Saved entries
------

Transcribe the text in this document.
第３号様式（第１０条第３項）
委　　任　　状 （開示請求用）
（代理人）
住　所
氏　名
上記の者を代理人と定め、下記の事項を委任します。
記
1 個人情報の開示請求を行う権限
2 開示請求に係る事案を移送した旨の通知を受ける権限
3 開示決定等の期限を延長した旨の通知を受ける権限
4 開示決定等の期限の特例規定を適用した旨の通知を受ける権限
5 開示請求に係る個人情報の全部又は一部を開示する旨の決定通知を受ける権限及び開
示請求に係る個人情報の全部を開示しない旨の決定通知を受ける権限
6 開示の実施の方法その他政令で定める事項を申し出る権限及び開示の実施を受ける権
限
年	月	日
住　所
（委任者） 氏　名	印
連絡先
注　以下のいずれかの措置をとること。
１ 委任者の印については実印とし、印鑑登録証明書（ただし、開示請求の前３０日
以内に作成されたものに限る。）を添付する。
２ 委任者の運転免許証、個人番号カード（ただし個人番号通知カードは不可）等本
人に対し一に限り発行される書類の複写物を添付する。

------

GOAL
Take the material above and return all of it exactly.

RIGHT ANSWER
Transcribe the text in this document.
第３号様式（第１０条第３項）
委　　任　　状 （開示請求用）
（代理人）
住　所
氏　名
上記の者を代理人と定め、下記の事項を委任します。
記
1 個人情報の開示請求を行う権限
2 開示請求に係る事案を移送した旨の通知を受ける権限
3 開示決定等の期限を延長した旨の通知を受ける権限
4 開示決定等の期限の特例規定を適用した旨の通知を受ける権限
5 開示請求に係る個人情報の全部又は一部を開示する旨の決定通知を受ける権限及び開
示請求に係る個人情報の全部を開示しない旨の決定通知を受ける権限
6 開示の実施の方法その他政令で定める事項を申し出る権限及び開示の実施を受ける権
限
年	月	日
住　所
（委任者） 氏　名	印
連絡先
注　以下のいずれかの措置をとること。
１ 委任者の印については実印とし、印鑑登録証明書（ただし、開示請求の前３０日
以内に作成されたものに限る。）を添付する。
２ 委任者の運転免許証、個人番号カード（ただし個人番号通知カードは不可）等本
人に対し一に限り発行される書類の複写物を添付する。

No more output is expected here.